- [Prompt]
Copy out each line of the material below that holds the string "enter".
'''
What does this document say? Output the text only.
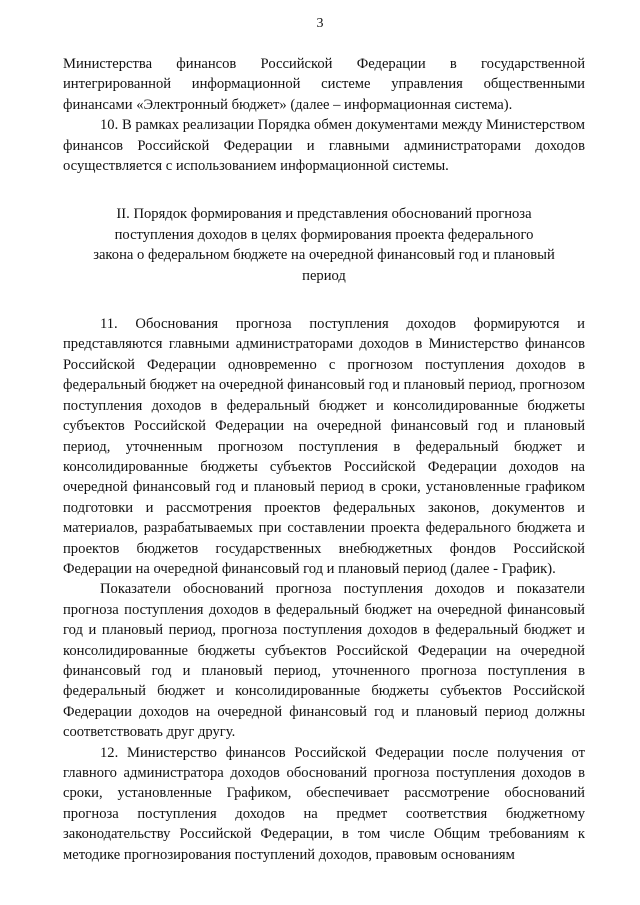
3

Министерства финансов Российской Федерации в государственной интегрированной информационной системе управления общественными финансами «Электронный бюджет» (далее – информационная система).

10. В рамках реализации Порядка обмен документами между Министерством финансов Российской Федерации и главными администраторами доходов осуществляется с использованием информационной системы.

II. Порядок формирования и представления обоснований прогноза поступления доходов в целях формирования проекта федерального закона о федеральном бюджете на очередной финансовый год и плановый период

11. Обоснования прогноза поступления доходов формируются и представляются главными администраторами доходов в Министерство финансов Российской Федерации одновременно с прогнозом поступления доходов в федеральный бюджет на очередной финансовый год и плановый период, прогнозом поступления доходов в федеральный бюджет и консолидированные бюджеты субъектов Российской Федерации на очередной финансовый год и плановый период, уточненным прогнозом поступления в федеральный бюджет и консолидированные бюджеты субъектов Российской Федерации доходов на очередной финансовый год и плановый период в сроки, установленные графиком подготовки и рассмотрения проектов федеральных законов, документов и материалов, разрабатываемых при составлении проекта федерального бюджета и проектов бюджетов государственных внебюджетных фондов Российской Федерации на очередной финансовый год и плановый период (далее - График).

Показатели обоснований прогноза поступления доходов и показатели прогноза поступления доходов в федеральный бюджет на очередной финансовый год и плановый период, прогноза поступления доходов в федеральный бюджет и консолидированные бюджеты субъектов Российской Федерации на очередной финансовый год и плановый период, уточненного прогноза поступления в федеральный бюджет и консолидированные бюджеты субъектов Российской Федерации доходов на очередной финансовый год и плановый период должны соответствовать друг другу.

12. Министерство финансов Российской Федерации после получения от главного администратора доходов обоснований прогноза поступления доходов в сроки, установленные Графиком, обеспечивает рассмотрение обоснований прогноза поступления доходов на предмет соответствия бюджетному законодательству Российской Федерации, в том числе Общим требованиям к методике прогнозирования поступлений доходов, правовым основаниям
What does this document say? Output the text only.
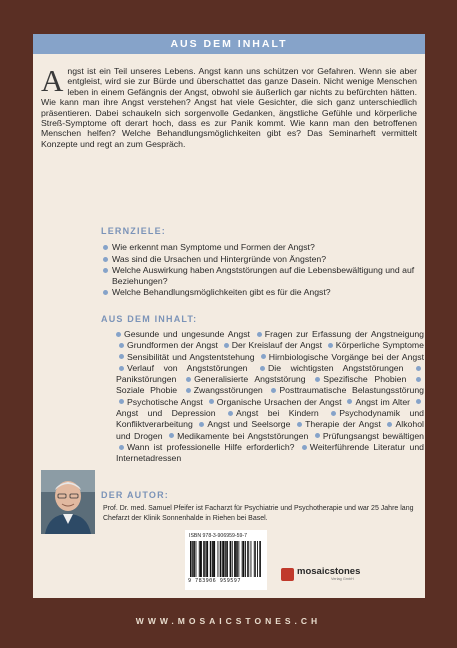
AUS DEM INHALT

Angst ist ein Teil unseres Lebens. Angst kann uns schützen vor Gefahren. Wenn sie aber entgleist, wird sie zur Bürde und überschattet das ganze Dasein. Nicht wenige Menschen leben in einem Gefängnis der Angst, obwohl sie äußerlich gar nichts zu befürchten hätten. Wie kann man ihre Angst verstehen? Angst hat viele Gesichter, die sich ganz unterschiedlich präsentieren. Dabei schaukeln sich sorgenvolle Gedanken, ängstliche Gefühle und körperliche Streß-Symptome oft derart hoch, dass es zur Panik kommt. Wie kann man den betroffenen Menschen helfen? Welche Behandlungsmöglichkeiten gibt es? Das Seminarheft vermittelt Konzepte und regt an zum Gespräch.

LERNZIELE:
Wie erkennt man Symptome und Formen der Angst?
Was sind die Ursachen und Hintergründe von Ängsten?
Welche Auswirkung haben Angststörungen auf die Lebensbewältigung und auf Beziehungen?
Welche Behandlungsmöglichkeiten gibt es für die Angst?
AUS DEM INHALT:

Gesunde und ungesunde Angst Fragen zur Erfassung der Angstneigung Grundformen der Angst Der Kreislauf der Angst Körperliche Symptome Sensibilität und Angstentstehung Hirnbiologische Vorgänge bei der Angst Verlauf von Angststörungen Die wichtigsten Angststörungen Panikstörungen Generalisierte Angststörung Spezifische Phobien Soziale Phobie Zwangsstörungen Posttraumatische Belastungsstörung Psychotische Angst Organische Ursachen der Angst Angst im Alter Angst und Depression Angst bei Kindern Psychodynamik und Konfliktverarbeitung Angst und Seelsorge Therapie der Angst Alkohol und Drogen Medikamente bei Angststörungen Prüfungsangst bewältigen Wann ist professionelle Hilfe erforderlich? Weiterführende Literatur und Internetadressen

DER AUTOR:

Prof. Dr. med. Samuel Pfeifer ist Facharzt für Psychiatrie und Psychotherapie und war 25 Jahre lang Chefarzt der Klinik Sonnenhalde in Riehen bei Basel.

ISBN 978-3-906959-59-7
9 783906 959597
mosaicstones
Verlag GmbH
WWW.MOSAICSTONES.CH
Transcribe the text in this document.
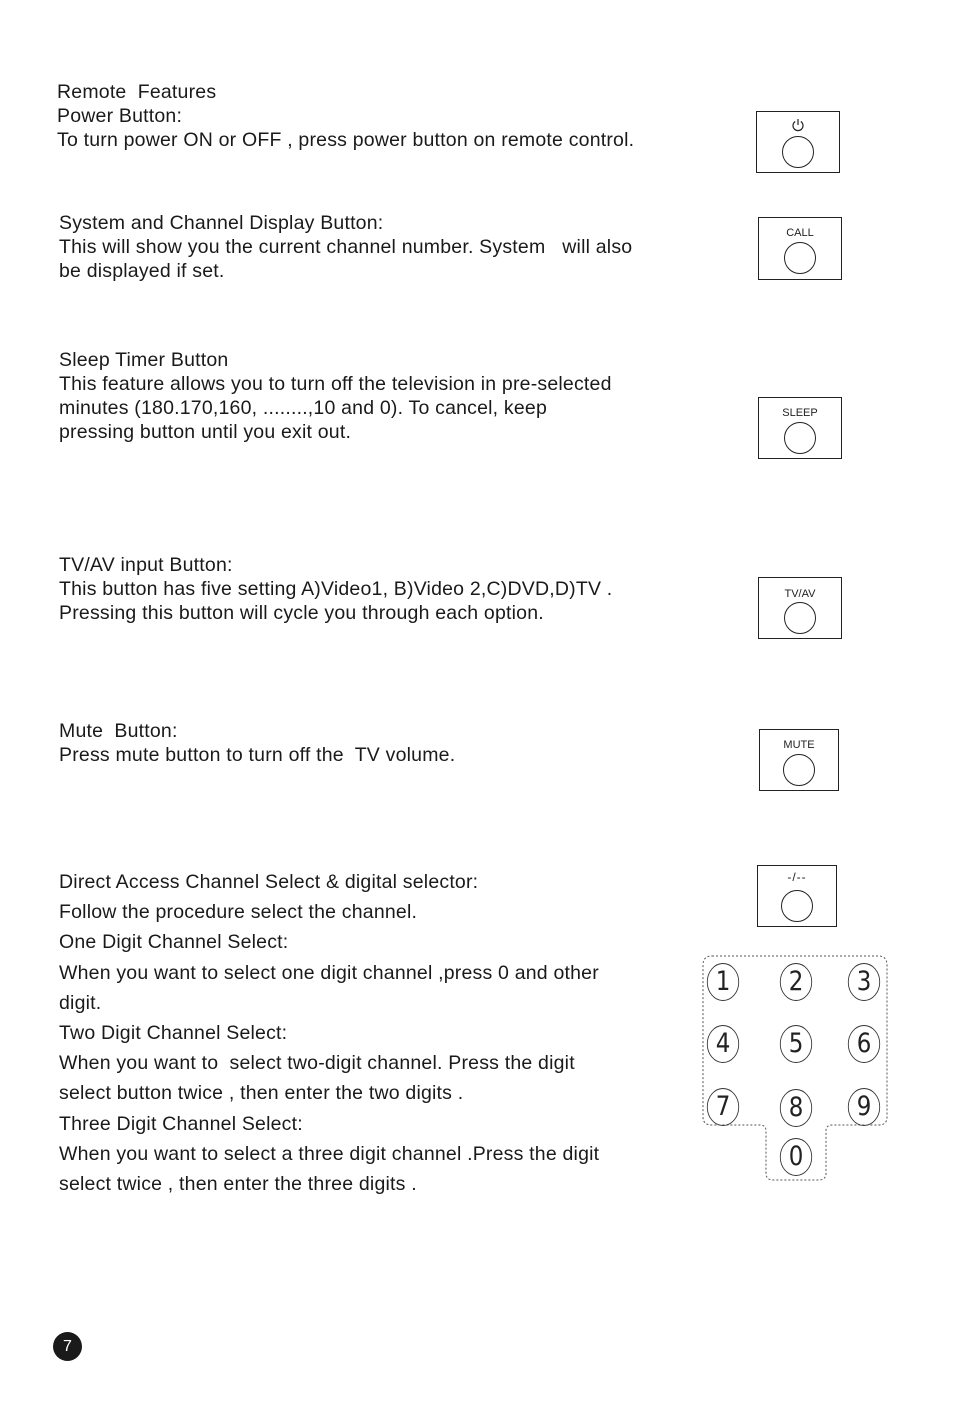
Remote  Features
Power Button:
To turn power ON or OFF , press power button on remote control.
System and Channel Display Button:
This will show you the current channel number. System   will also
be displayed if set.
CALL
Sleep Timer Button
This feature allows you to turn off the television in pre-selected
minutes (180.170,160, ........,10 and 0). To cancel, keep
pressing button until you exit out.
SLEEP
TV/AV input Button:
This button has five setting A)Video1, B)Video 2,C)DVD,D)TV .
Pressing this button will cycle you through each option.
TV/AV
Mute  Button:
Press mute button to turn off the  TV volume.	MUTE
Direct Access Channel Select & digital selector:
Follow the procedure select the channel.
One Digit Channel Select:
When you want to select one digit channel ,press 0 and other
digit.
Two Digit Channel Select:
When you want to  select two-digit channel. Press the digit
select button twice , then enter the two digits .
Three Digit Channel Select:
When you want to select a three digit channel .Press the digit
select twice , then enter the three digits .
-/--
1	2	3
4	5	6
7	8	9
0
7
'''
- [Solution to this problem]
select button twice , then enter the two digits .
select twice , then enter the three digits .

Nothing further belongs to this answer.